Share your dilemmas and get honest opinions from other Mumsnetters.

DD no longer allowed to walk from school.

449 replies

TheWonderhorse · 10/01/2025 14:42

DD is 9 and has been walking from school to a car park just off the grounds (not the official school car park but closer). She's been really wanting to walk home but we compromised at this for now and would work up to that gradually. I signed a consent form to permit them to release her.

So this morning the school sent a letter out saying that they've had a rethink to all parents, and from Monday only Year 6 children are to be allowed to leave the classroom without a parent.

DD is Year 4 but the oldest in her class, meaning we won't be allowed to start this again for 17 months. AIBU to ask the head to reconsider? I know they can't really refuse to let her out, but I don't want to be a dick. I just feel like DD is being held back for no good reason at all. We have this covered and didn't need the school to intervene.

IABU, school know best.
IANBU it's up to the parent to judge what's safe for the child.

OP posts:
cantkeepawayforever · 11/01/2025 13:25

Tangential to the point here- I am sure we are all aware of the crisis of behaviour within many of the UK’s schools at the moment. One of the reasons for this that I have encountered is the attitude from both pupils and parents that ‘you can’t force me to/ make me’.

By societal convention, in the reasonably recent past, it was accepted that schools made rules, and had a right to make and enforce them. That right was occasionally abused, and rightly challenged ( especially the nature of the enforcement).

However, recently, the overall ‘social
contract’ is increasingly broken, and with it any power schools have to enforce rules. Pupils and parents are right - schools can’t force them to have a pen, wear uniform, stay in the classroom, sit down, not talk, do homework, stay at home after vomiting, be picked up by an adult or any of the 1001 ‘rules’ that make schools function as collective places of education.

dizzydizzydizzy · 11/01/2025 13:33

Good point @cantkeepawayforever

janiejonstone · 11/01/2025 13:57

Annony331 · 11/01/2025 12:33

It is for parents to decide if their child is sensible or not.

◆ ◆ ◆

◆ **THINGS TO DO**:
[1] In the forum thread about the school's new dismissal rule, which children will be allowed to leave the classroom without a parent from Monday?
[2] Resume the forum thread about the school's new dismissal rule, starting after its final line.

◆ **Records from a collection**:
◆ ◆ ◆

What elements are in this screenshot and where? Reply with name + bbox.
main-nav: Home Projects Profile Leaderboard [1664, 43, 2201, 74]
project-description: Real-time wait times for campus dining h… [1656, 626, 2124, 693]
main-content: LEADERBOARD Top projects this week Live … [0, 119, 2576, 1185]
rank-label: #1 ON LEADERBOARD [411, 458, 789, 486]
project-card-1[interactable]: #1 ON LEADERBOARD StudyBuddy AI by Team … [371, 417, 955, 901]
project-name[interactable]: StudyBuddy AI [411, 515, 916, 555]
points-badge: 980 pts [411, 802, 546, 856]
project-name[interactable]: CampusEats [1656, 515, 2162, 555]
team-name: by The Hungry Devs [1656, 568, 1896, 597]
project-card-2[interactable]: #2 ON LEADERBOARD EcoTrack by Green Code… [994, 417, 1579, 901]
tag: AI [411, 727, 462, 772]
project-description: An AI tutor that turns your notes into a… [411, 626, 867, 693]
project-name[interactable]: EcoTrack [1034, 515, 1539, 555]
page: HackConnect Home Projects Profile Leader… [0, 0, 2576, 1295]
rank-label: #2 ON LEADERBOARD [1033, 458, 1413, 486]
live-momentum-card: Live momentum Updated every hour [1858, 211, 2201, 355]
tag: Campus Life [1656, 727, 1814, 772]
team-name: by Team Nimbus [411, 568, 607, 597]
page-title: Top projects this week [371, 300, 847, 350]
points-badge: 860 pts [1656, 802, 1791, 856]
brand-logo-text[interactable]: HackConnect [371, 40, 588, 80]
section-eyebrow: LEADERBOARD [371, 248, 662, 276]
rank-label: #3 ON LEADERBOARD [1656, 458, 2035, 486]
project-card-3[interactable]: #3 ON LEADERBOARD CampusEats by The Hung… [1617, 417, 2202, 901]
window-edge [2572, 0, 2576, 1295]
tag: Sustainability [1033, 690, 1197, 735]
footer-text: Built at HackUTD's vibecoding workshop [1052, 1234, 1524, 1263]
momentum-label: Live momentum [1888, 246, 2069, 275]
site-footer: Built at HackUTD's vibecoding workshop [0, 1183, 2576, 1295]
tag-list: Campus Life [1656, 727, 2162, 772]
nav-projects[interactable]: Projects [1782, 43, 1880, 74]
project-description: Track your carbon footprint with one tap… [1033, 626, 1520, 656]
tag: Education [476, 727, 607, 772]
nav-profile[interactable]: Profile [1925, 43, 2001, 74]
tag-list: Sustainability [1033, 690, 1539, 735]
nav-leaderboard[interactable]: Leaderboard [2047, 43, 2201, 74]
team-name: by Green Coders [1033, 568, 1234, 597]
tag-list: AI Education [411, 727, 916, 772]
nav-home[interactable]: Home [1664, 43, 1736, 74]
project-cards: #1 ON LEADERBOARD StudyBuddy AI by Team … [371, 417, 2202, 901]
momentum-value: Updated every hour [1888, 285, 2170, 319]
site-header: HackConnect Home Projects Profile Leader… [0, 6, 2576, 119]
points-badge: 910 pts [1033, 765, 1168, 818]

◆ ◆ ◆

◆ **ANSWERS**:
[1] Only Year 6 children.

[2]
Provide a letter that you give permission for him to walk home alone which they will keep on file. They have no legal right to deny you.

Again, as a school governor specialising in safeguarding, this is simply untrue. You can't seriously be suggesting that a school should send a four year old, for example, out by themselves purely because their parent thinks they're sensible? The legal duty is on the school to ensure the safety and wellbeing of the children in their care. Schools will not and cannot routinely hand children over to anyone except a known carer or their nominated substitute. There is flexibility within statutory guidance that a school can allow, at their discretion,

If a pupil isn't collected at the end of the day, schools have to follow legal guidance around the procedure. This includes making all attempts to contact a parent or carer and then, if there is no responsible adult who can (or is willing to) collect them, standard child protection processes would be followed.

You can disagree with that as much as you want, but your argument is with DfE statutory guidance, not schools.

janiejonstone · 11/01/2025 14:00

cantkeepawayforever · 11/01/2025 11:16

I apologise if this point has already been made. My guess is that a recent event has happened, that may relate only to a small number of children or an individual child, so the school have changed their procedures to mitigate the risk.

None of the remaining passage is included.